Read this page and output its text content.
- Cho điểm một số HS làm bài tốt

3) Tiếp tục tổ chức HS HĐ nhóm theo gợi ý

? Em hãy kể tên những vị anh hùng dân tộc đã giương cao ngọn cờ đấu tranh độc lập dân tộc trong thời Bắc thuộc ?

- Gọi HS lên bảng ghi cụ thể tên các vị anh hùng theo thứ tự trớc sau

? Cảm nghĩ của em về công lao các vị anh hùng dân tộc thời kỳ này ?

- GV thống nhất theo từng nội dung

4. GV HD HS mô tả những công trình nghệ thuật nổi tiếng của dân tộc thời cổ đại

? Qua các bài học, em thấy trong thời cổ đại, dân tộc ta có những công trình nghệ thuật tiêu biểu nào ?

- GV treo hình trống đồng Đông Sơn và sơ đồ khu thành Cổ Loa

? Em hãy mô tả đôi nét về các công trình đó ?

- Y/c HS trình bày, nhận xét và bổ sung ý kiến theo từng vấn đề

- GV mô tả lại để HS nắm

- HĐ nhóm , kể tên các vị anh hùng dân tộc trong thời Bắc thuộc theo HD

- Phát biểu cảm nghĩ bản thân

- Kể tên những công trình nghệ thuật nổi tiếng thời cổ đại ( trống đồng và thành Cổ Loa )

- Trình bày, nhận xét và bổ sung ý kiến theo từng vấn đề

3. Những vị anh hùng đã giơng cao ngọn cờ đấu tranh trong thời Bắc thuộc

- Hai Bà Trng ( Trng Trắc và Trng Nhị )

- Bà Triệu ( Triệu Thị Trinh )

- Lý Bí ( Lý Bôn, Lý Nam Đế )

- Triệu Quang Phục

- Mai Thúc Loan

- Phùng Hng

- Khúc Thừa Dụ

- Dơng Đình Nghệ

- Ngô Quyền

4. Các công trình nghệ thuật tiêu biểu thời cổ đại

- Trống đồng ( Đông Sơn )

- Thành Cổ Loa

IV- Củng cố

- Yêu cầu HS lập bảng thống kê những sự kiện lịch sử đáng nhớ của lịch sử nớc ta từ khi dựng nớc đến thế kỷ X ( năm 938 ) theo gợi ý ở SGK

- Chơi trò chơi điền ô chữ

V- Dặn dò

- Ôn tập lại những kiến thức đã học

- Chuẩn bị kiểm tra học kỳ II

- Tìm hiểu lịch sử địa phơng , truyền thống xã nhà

_Directive_:
Produce an exact copy of the whole listing.

_Answer_:
Read this page and output its text content.
- Cho điểm một số HS làm bài tốt

3) Tiếp tục tổ chức HS HĐ nhóm theo gợi ý

? Em hãy kể tên những vị anh hùng dân tộc đã giương cao ngọn cờ đấu tranh độc lập dân tộc trong thời Bắc thuộc ?

- Gọi HS lên bảng ghi cụ thể tên các vị anh hùng theo thứ tự trớc sau

? Cảm nghĩ của em về công lao các vị anh hùng dân tộc thời kỳ này ?

- GV thống nhất theo từng nội dung

4. GV HD HS mô tả những công trình nghệ thuật nổi tiếng của dân tộc thời cổ đại

? Qua các bài học, em thấy trong thời cổ đại, dân tộc ta có những công trình nghệ thuật tiêu biểu nào ?

- GV treo hình trống đồng Đông Sơn và sơ đồ khu thành Cổ Loa

? Em hãy mô tả đôi nét về các công trình đó ?

- Y/c HS trình bày, nhận xét và bổ sung ý kiến theo từng vấn đề

- GV mô tả lại để HS nắm

- HĐ nhóm , kể tên các vị anh hùng dân tộc trong thời Bắc thuộc theo HD

- Phát biểu cảm nghĩ bản thân

- Kể tên những công trình nghệ thuật nổi tiếng thời cổ đại ( trống đồng và thành Cổ Loa )

- Trình bày, nhận xét và bổ sung ý kiến theo từng vấn đề

3. Những vị anh hùng đã giơng cao ngọn cờ đấu tranh trong thời Bắc thuộc

- Hai Bà Trng ( Trng Trắc và Trng Nhị )

- Bà Triệu ( Triệu Thị Trinh )

- Lý Bí ( Lý Bôn, Lý Nam Đế )

- Triệu Quang Phục

- Mai Thúc Loan

- Phùng Hng

- Khúc Thừa Dụ

- Dơng Đình Nghệ

- Ngô Quyền

4. Các công trình nghệ thuật tiêu biểu thời cổ đại

- Trống đồng ( Đông Sơn )

- Thành Cổ Loa

IV- Củng cố

- Yêu cầu HS lập bảng thống kê những sự kiện lịch sử đáng nhớ của lịch sử nớc ta từ khi dựng nớc đến thế kỷ X ( năm 938 ) theo gợi ý ở SGK

- Chơi trò chơi điền ô chữ

V- Dặn dò

- Ôn tập lại những kiến thức đã học

- Chuẩn bị kiểm tra học kỳ II

- Tìm hiểu lịch sử địa phơng , truyền thống xã nhà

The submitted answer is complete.